== Dataset excerpts ==

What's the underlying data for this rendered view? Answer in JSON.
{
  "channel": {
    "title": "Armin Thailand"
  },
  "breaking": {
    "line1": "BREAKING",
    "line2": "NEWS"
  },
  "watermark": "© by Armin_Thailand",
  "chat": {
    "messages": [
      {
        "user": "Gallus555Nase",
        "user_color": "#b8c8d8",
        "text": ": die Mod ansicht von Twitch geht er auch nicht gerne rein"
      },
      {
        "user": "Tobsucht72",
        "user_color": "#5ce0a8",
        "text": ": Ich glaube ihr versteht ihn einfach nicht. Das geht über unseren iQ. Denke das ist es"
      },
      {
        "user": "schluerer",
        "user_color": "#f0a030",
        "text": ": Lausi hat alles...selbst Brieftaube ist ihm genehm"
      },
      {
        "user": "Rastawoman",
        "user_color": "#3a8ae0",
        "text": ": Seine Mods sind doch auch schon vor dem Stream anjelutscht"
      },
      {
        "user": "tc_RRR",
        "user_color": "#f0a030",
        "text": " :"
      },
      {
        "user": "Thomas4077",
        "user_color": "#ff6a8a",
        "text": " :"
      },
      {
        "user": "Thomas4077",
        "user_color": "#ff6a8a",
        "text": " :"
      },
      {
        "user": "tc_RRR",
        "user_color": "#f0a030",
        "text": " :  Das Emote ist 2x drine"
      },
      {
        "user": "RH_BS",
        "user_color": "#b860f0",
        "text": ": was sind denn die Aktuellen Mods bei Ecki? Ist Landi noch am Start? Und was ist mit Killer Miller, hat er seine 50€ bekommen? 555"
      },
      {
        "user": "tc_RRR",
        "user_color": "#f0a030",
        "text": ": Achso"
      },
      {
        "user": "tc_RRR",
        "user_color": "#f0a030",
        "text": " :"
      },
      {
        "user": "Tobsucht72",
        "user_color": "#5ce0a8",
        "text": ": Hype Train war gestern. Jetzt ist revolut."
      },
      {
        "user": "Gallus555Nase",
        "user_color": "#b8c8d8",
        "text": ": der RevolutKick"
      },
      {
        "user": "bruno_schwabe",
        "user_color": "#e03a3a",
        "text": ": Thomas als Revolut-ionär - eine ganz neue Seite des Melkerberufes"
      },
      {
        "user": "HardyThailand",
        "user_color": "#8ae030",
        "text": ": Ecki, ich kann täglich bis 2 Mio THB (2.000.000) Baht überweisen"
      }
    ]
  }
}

===

Restate each record exactly as written.

● **Final answer**:
What's the underlying data for this rendered view? Answer in JSON.
{
  "channel": {
    "title": "Armin Thailand"
  },
  "breaking": {
    "line1": "BREAKING",
    "line2": "NEWS"
  },
  "watermark": "© by Armin_Thailand",
  "chat": {
    "messages": [
      {
        "user": "Gallus555Nase",
        "user_color": "#b8c8d8",
        "text": ": die Mod ansicht von Twitch geht er auch nicht gerne rein"
      },
      {
        "user": "Tobsucht72",
        "user_color": "#5ce0a8",
        "text": ": Ich glaube ihr versteht ihn einfach nicht. Das geht über unseren iQ. Denke das ist es"
      },
      {
        "user": "schluerer",
        "user_color": "#f0a030",
        "text": ": Lausi hat alles...selbst Brieftaube ist ihm genehm"
      },
      {
        "user": "Rastawoman",
        "user_color": "#3a8ae0",
        "text": ": Seine Mods sind doch auch schon vor dem Stream anjelutscht"
      },
      {
        "user": "tc_RRR",
        "user_color": "#f0a030",
        "text": " :"
      },
      {
        "user": "Thomas4077",
        "user_color": "#ff6a8a",
        "text": " :"
      },
      {
        "user": "Thomas4077",
        "user_color": "#ff6a8a",
        "text": " :"
      },
      {
        "user": "tc_RRR",
        "user_color": "#f0a030",
        "text": " :  Das Emote ist 2x drine"
      },
      {
        "user": "RH_BS",
        "user_color": "#b860f0",
        "text": ": was sind denn die Aktuellen Mods bei Ecki? Ist Landi noch am Start? Und was ist mit Killer Miller, hat er seine 50€ bekommen? 555"
      },
      {
        "user": "tc_RRR",
        "user_color": "#f0a030",
        "text": ": Achso"
      },
      {
        "user": "tc_RRR",
        "user_color": "#f0a030",
        "text": " :"
      },
      {
        "user": "Tobsucht72",
        "user_color": "#5ce0a8",
        "text": ": Hype Train war gestern. Jetzt ist revolut."
      },
      {
        "user": "Gallus555Nase",
        "user_color": "#b8c8d8",
        "text": ": der RevolutKick"
      },
      {
        "user": "bruno_schwabe",
        "user_color": "#e03a3a",
        "text": ": Thomas als Revolut-ionär - eine ganz neue Seite des Melkerberufes"
      },
      {
        "user": "HardyThailand",
        "user_color": "#8ae030",
        "text": ": Ecki, ich kann täglich bis 2 Mio THB (2.000.000) Baht überweisen"
      }
    ]
  }
}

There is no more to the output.